WHAT TO DO: Find every line in the records below that holds the word "обязан", and copy it out.

RECORD LIST:
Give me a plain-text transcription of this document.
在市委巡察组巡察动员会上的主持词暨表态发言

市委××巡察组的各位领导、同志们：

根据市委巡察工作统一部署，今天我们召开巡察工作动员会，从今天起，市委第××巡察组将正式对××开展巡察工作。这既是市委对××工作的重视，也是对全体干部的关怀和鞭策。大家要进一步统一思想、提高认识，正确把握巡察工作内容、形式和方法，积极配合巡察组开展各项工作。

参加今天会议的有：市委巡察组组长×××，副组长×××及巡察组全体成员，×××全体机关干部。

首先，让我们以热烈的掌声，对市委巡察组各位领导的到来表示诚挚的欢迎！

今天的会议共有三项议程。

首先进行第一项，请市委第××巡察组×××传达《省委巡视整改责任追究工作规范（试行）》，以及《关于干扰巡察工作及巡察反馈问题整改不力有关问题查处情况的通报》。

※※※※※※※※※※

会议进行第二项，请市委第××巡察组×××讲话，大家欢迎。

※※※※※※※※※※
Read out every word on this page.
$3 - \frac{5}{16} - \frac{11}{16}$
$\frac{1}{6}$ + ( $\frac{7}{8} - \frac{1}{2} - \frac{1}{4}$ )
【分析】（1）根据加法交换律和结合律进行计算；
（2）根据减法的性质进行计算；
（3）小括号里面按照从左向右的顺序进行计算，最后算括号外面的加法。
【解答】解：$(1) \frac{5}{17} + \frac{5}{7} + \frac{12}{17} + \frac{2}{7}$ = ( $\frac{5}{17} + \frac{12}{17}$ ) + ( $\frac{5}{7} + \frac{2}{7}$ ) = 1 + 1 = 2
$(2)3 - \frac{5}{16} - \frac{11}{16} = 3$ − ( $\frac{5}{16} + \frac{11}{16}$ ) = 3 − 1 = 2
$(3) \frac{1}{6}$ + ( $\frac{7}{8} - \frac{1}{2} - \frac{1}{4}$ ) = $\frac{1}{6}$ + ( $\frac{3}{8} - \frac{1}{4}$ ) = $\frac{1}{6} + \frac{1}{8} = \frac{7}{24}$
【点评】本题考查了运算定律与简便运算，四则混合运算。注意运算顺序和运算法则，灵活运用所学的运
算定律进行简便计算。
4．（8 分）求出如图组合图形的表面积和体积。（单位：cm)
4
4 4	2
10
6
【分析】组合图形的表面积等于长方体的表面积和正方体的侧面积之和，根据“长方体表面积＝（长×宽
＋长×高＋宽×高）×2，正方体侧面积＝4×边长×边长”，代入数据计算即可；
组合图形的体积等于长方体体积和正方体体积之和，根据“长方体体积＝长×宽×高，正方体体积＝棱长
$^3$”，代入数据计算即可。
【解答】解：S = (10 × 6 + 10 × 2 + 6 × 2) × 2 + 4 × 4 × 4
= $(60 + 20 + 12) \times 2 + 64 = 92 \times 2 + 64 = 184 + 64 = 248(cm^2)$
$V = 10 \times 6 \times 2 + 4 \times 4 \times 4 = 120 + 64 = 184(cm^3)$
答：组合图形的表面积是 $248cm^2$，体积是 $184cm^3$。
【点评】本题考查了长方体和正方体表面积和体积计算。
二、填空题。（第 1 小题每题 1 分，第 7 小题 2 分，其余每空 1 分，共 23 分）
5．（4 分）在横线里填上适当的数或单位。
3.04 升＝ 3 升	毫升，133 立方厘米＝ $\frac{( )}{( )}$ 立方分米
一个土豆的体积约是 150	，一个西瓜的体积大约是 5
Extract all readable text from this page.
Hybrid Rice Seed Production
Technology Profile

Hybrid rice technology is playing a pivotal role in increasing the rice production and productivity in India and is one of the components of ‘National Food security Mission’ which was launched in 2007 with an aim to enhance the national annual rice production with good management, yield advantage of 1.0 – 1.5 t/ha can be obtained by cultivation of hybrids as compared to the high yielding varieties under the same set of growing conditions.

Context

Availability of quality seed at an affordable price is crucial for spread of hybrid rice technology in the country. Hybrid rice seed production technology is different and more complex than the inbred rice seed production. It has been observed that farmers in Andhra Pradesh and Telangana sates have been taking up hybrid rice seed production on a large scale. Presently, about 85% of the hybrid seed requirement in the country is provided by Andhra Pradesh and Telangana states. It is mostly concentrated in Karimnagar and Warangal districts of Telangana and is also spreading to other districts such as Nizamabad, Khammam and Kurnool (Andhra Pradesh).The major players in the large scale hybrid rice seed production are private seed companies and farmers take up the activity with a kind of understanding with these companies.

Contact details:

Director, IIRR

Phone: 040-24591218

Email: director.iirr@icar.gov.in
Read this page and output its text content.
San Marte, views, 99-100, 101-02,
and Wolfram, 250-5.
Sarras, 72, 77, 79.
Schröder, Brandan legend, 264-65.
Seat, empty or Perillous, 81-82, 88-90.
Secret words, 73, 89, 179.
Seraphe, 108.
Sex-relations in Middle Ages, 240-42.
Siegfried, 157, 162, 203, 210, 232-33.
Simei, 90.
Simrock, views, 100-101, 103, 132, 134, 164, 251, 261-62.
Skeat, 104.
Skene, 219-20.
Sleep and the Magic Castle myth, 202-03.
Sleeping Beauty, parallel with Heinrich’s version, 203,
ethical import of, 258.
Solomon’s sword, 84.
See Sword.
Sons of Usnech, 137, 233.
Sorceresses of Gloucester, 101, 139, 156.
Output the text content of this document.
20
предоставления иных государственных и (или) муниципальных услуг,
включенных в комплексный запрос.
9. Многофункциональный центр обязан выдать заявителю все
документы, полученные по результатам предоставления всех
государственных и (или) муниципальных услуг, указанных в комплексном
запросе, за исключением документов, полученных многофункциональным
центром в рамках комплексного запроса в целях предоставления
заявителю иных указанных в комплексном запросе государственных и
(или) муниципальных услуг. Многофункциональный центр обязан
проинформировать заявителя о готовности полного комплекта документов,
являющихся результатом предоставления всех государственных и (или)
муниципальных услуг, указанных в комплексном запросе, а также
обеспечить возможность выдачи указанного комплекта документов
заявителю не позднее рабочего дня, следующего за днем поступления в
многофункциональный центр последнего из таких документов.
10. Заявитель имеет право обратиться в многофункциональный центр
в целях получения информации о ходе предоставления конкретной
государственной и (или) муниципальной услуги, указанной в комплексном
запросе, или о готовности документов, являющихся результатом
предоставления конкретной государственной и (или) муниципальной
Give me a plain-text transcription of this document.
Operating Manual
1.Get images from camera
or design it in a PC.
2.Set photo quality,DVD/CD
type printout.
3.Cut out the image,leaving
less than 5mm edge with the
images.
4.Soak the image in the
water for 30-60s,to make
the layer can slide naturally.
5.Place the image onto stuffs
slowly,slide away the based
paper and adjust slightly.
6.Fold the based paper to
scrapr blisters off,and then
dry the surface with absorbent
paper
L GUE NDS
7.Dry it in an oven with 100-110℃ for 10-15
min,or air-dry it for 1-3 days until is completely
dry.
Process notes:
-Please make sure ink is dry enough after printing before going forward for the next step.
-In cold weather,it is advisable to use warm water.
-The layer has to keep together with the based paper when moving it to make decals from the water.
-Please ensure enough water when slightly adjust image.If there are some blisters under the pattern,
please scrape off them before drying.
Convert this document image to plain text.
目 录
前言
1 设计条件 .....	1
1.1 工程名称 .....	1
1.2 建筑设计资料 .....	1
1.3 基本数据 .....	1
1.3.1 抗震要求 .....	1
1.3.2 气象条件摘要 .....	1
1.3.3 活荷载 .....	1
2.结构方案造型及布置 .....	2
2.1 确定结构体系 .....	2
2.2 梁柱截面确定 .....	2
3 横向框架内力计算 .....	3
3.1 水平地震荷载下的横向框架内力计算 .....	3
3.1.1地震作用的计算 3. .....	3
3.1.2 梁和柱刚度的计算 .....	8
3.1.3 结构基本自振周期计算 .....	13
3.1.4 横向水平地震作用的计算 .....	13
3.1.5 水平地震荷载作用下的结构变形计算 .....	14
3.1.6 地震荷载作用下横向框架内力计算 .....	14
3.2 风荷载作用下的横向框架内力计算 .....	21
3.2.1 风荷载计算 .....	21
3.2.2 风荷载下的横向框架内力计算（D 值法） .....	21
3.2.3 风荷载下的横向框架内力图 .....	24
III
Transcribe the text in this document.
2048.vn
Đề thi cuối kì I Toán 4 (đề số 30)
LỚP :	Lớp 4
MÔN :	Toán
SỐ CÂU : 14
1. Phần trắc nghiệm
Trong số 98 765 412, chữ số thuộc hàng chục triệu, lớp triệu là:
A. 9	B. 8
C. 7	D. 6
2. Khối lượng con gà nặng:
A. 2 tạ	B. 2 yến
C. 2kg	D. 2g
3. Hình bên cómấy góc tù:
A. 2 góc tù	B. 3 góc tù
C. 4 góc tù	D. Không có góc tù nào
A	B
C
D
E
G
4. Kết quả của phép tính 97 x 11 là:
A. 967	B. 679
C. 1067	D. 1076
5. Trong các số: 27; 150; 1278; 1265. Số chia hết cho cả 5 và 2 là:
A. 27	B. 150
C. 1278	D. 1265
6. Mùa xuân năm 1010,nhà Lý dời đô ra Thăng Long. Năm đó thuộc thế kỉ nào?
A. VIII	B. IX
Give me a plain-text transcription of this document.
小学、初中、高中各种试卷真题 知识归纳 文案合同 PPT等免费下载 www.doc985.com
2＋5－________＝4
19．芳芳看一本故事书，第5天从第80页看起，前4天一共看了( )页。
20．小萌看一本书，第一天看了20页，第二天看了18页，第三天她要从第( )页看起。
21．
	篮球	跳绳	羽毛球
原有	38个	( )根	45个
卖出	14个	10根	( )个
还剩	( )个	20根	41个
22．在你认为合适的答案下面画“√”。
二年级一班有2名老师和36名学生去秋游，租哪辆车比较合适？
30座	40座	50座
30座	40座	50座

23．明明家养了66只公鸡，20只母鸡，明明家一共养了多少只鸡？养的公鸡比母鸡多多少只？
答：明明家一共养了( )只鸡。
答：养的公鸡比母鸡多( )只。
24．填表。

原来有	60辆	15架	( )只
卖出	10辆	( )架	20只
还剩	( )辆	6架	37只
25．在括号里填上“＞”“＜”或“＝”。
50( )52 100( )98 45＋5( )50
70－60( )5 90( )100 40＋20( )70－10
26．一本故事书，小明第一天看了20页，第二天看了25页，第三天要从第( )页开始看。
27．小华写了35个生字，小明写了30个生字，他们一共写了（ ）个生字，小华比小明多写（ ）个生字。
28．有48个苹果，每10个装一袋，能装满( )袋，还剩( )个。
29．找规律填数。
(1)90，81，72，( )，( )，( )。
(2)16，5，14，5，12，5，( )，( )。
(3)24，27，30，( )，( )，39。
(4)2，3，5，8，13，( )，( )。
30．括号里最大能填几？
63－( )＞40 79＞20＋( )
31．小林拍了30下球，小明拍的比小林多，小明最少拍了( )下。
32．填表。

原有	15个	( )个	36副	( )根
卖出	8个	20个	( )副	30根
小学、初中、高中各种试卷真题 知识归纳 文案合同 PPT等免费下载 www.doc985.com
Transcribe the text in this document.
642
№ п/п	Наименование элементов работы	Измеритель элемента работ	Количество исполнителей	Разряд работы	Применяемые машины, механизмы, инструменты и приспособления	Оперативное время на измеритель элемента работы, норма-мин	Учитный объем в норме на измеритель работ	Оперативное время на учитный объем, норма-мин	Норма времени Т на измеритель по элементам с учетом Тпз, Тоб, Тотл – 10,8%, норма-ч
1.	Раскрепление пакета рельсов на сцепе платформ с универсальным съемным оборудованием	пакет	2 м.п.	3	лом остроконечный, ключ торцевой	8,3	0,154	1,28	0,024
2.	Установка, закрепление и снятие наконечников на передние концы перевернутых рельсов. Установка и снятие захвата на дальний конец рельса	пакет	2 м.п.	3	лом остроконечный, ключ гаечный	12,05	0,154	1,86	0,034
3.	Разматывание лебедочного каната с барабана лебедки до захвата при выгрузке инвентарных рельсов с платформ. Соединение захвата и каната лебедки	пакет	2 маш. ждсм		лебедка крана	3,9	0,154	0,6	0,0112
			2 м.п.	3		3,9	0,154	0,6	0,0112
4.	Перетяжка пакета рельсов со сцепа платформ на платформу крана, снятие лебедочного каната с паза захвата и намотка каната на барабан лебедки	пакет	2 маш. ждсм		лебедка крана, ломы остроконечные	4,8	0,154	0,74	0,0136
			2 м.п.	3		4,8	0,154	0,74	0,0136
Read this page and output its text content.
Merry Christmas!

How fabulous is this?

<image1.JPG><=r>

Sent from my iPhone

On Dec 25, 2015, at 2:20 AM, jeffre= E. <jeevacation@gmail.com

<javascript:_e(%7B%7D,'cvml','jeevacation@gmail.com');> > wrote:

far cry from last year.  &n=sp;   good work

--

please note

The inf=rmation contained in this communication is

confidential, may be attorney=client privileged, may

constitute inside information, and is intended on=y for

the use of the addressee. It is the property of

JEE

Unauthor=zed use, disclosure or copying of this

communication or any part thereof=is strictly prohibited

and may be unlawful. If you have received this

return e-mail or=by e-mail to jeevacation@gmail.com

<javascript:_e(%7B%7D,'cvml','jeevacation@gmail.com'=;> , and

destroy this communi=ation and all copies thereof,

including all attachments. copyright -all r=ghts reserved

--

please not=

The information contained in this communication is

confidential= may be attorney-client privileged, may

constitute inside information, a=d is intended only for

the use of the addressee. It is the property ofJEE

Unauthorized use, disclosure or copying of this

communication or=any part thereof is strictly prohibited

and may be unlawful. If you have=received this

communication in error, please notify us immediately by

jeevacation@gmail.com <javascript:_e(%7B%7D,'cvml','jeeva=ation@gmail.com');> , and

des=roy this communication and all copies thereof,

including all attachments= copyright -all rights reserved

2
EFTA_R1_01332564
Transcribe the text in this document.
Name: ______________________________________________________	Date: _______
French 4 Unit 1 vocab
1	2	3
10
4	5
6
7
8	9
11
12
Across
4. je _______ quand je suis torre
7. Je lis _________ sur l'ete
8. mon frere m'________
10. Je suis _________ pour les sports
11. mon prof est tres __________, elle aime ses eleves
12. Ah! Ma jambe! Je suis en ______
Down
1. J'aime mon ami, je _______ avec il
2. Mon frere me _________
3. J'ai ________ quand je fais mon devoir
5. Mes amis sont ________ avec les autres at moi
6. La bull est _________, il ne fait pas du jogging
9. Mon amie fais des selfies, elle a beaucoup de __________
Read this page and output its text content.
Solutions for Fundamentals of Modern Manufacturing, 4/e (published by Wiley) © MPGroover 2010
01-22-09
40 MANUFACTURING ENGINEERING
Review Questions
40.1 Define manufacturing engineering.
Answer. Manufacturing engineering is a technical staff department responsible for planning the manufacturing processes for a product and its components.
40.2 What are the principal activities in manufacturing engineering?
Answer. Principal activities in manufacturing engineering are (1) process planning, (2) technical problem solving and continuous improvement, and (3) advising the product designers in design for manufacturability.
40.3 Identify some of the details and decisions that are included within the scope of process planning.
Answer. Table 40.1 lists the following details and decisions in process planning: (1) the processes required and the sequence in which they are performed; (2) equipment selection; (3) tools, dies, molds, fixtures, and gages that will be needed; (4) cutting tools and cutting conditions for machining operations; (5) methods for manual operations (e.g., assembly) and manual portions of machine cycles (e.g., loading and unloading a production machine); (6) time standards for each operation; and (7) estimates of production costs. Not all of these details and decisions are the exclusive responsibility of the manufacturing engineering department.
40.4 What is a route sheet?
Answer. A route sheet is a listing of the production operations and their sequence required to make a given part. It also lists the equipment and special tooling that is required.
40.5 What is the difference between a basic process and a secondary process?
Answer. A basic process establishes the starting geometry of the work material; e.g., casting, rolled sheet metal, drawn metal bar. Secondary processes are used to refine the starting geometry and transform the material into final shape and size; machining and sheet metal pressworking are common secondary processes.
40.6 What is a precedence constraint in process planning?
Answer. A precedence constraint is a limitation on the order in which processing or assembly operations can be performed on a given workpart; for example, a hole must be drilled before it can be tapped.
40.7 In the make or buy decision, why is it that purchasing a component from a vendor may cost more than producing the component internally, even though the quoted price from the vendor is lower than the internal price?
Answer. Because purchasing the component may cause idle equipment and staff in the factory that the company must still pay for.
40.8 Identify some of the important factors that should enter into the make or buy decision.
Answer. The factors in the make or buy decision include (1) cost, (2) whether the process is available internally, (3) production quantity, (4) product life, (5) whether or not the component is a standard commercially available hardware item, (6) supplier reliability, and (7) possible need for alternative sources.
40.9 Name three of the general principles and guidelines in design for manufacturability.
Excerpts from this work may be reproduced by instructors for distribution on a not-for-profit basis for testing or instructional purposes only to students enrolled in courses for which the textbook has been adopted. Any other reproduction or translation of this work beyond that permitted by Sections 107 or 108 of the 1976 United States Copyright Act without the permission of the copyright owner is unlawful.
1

FULL RESPONSE:
9. Многофункциональный центр обязан выдать заявителю все
(или) муниципальных услуг. Многофункциональный центр обязан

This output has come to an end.